<<<<

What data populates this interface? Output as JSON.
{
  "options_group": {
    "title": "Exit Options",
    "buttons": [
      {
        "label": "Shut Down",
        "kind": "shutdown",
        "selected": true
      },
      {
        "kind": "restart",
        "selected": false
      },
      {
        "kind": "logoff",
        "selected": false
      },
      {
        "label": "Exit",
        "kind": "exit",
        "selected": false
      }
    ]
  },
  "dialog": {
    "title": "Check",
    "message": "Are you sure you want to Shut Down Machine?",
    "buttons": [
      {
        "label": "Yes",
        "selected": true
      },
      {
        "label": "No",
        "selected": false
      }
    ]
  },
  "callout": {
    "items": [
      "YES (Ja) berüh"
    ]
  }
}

>>>>

[Exercise]
State only the count of lines above that hold the string "kind".

[Completed exercise]
4